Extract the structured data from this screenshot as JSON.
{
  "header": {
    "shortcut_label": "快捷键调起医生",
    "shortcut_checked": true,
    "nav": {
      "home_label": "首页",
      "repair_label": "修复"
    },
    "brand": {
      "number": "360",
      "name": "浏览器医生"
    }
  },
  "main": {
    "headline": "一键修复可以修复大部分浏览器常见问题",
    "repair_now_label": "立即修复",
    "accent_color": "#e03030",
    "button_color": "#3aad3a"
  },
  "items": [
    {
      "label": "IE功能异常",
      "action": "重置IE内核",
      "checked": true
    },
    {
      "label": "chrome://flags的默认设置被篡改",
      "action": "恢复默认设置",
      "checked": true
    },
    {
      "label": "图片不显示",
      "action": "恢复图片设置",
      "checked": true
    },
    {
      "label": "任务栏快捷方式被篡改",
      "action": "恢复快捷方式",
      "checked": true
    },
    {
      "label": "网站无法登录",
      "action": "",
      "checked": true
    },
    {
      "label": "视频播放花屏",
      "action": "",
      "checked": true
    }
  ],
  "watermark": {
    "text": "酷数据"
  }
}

### Problem requirements
Which lines contain "action"? Copy each of them.

### Written answer
      "action": "重置IE内核",
      "action": "恢复默认设置",
      "action": "恢复图片设置",
      "action": "恢复快捷方式",
      "action": "",
      "action": "",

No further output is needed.